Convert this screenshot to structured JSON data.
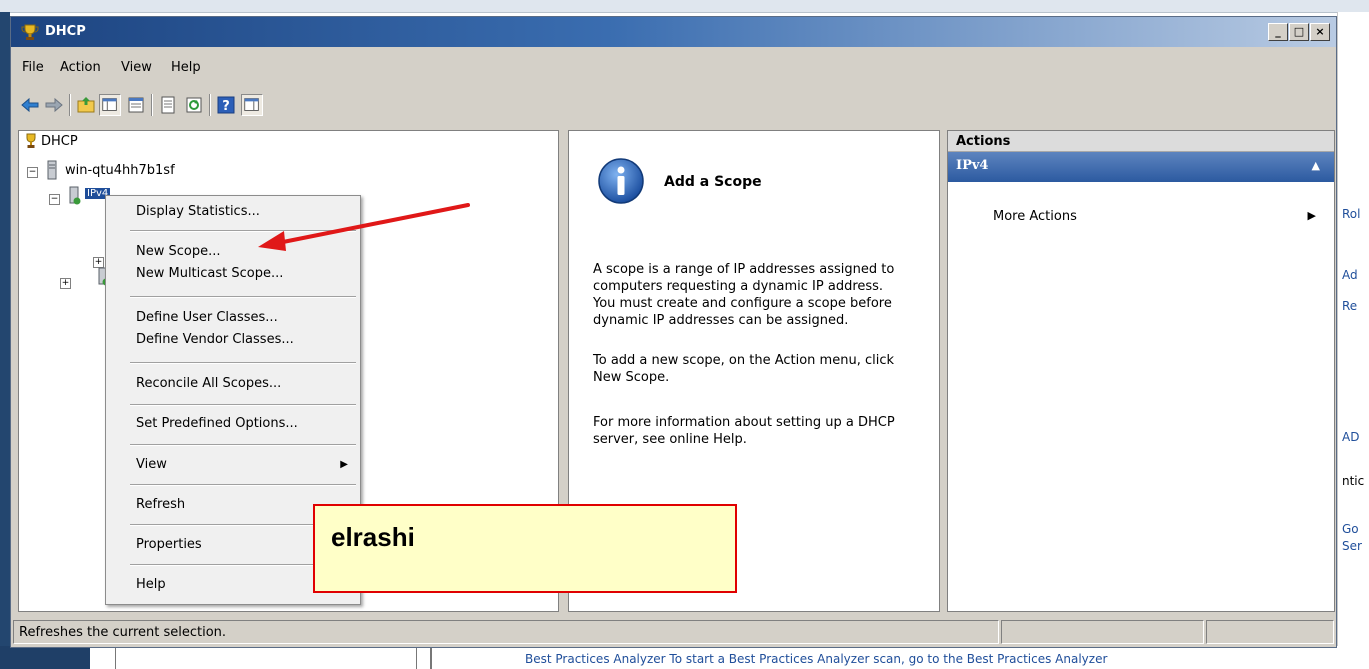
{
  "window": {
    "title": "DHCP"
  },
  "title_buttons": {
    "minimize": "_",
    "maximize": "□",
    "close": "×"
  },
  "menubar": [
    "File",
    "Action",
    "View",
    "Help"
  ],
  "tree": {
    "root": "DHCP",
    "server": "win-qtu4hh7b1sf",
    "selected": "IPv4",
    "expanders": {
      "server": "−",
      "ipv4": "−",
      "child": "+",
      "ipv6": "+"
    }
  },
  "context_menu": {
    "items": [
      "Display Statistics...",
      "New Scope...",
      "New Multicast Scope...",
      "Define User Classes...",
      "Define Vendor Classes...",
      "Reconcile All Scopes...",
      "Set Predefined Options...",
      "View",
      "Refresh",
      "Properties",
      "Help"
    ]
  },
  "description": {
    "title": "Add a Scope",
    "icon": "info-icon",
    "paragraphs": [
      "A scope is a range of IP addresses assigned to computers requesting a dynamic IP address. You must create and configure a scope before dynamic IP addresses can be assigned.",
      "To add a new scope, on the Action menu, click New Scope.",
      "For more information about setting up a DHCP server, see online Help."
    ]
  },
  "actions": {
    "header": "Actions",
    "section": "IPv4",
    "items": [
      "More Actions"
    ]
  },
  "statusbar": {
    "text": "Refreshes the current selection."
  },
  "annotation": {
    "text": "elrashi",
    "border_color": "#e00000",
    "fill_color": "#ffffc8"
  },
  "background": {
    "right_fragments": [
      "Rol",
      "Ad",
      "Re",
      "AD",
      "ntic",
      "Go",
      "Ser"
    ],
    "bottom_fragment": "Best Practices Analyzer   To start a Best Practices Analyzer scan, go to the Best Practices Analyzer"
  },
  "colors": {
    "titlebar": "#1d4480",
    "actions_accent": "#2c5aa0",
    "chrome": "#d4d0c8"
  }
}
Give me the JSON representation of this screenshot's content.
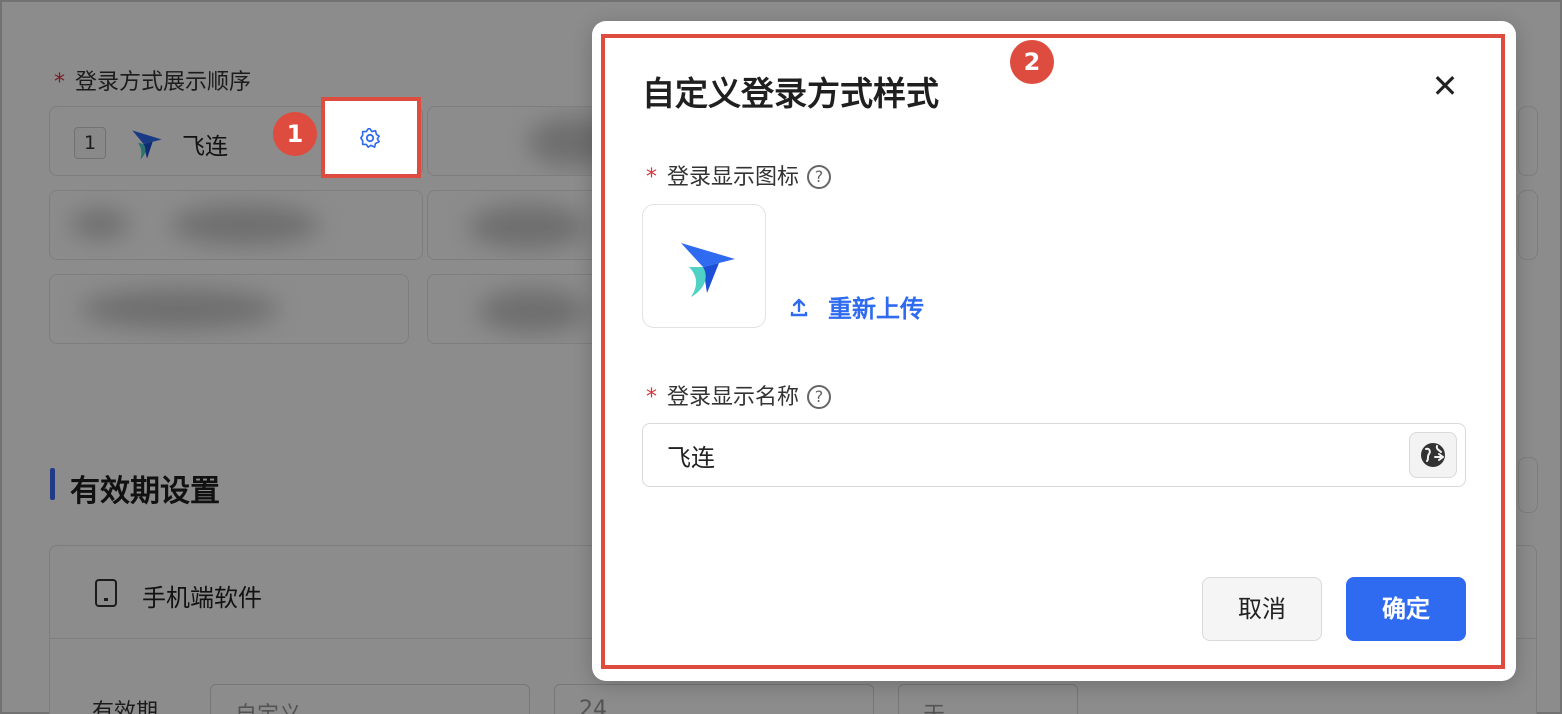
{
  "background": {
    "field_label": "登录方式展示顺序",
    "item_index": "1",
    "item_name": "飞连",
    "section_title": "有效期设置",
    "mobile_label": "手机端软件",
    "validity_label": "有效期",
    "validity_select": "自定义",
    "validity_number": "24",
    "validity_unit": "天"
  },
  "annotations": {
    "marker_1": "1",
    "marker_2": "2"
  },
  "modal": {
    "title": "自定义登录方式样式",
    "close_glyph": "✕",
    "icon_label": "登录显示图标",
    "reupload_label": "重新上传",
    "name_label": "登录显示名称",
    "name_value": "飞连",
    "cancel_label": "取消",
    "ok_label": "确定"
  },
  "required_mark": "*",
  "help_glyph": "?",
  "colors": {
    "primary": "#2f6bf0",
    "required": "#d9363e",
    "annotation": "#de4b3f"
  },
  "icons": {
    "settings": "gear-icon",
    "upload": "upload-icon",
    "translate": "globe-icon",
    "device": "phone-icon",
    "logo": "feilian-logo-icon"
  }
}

□ □ □ □

◆ **Goal of the exercise**:
Every record above should be written out again exactly; the pictures stay out of the copy.

◆ **Task output**:
Convert this screenshot to structured JSON data.
{
  "window": {
    "title": "DHCP"
  },
  "title_buttons": {
    "minimize": "_",
    "maximize": "□",
    "close": "×"
  },
  "menubar": [
    "File",
    "Action",
    "View",
    "Help"
  ],
  "tree": {
    "root": "DHCP",
    "server": "win-qtu4hh7b1sf",
    "selected": "IPv4",
    "expanders": {
      "server": "−",
      "ipv4": "−",
      "child": "+",
      "ipv6": "+"
    }
  },
  "context_menu": {
    "items": [
      "Display Statistics...",
      "New Scope...",
      "New Multicast Scope...",
      "Define User Classes...",
      "Define Vendor Classes...",
      "Reconcile All Scopes...",
      "Set Predefined Options...",
      "View",
      "Refresh",
      "Properties",
      "Help"
    ]
  },
  "description": {
    "title": "Add a Scope",
    "icon": "info-icon",
    "paragraphs": [
      "A scope is a range of IP addresses assigned to computers requesting a dynamic IP address. You must create and configure a scope before dynamic IP addresses can be assigned.",
      "To add a new scope, on the Action menu, click New Scope.",
      "For more information about setting up a DHCP server, see online Help."
    ]
  },
  "actions": {
    "header": "Actions",
    "section": "IPv4",
    "items": [
      "More Actions"
    ]
  },
  "statusbar": {
    "text": "Refreshes the current selection."
  },
  "annotation": {
    "text": "elrashi",
    "border_color": "#e00000",
    "fill_color": "#ffffc8"
  },
  "background": {
    "right_fragments": [
      "Rol",
      "Ad",
      "Re",
      "AD",
      "ntic",
      "Go",
      "Ser"
    ],
    "bottom_fragment": "Best Practices Analyzer   To start a Best Practices Analyzer scan, go to the Best Practices Analyzer"
  },
  "colors": {
    "titlebar": "#1d4480",
    "actions_accent": "#2c5aa0",
    "chrome": "#d4d0c8"
  }
}
Give me the JSON representation of this screenshot's content.
{
  "background": {
    "field_label": "登录方式展示顺序",
    "item_index": "1",
    "item_name": "飞连",
    "section_title": "有效期设置",
    "mobile_label": "手机端软件",
    "validity_label": "有效期",
    "validity_select": "自定义",
    "validity_number": "24",
    "validity_unit": "天"
  },
  "annotations": {
    "marker_1": "1",
    "marker_2": "2"
  },
  "modal": {
    "title": "自定义登录方式样式",
    "close_glyph": "✕",
    "icon_label": "登录显示图标",
    "reupload_label": "重新上传",
    "name_label": "登录显示名称",
    "name_value": "飞连",
    "cancel_label": "取消",
    "ok_label": "确定"
  },
  "required_mark": "*",
  "help_glyph": "?",
  "colors": {
    "primary": "#2f6bf0",
    "required": "#d9363e",
    "annotation": "#de4b3f"
  },
  "icons": {
    "settings": "gear-icon",
    "upload": "upload-icon",
    "translate": "globe-icon",
    "device": "phone-icon",
    "logo": "feilian-logo-icon"
  }
}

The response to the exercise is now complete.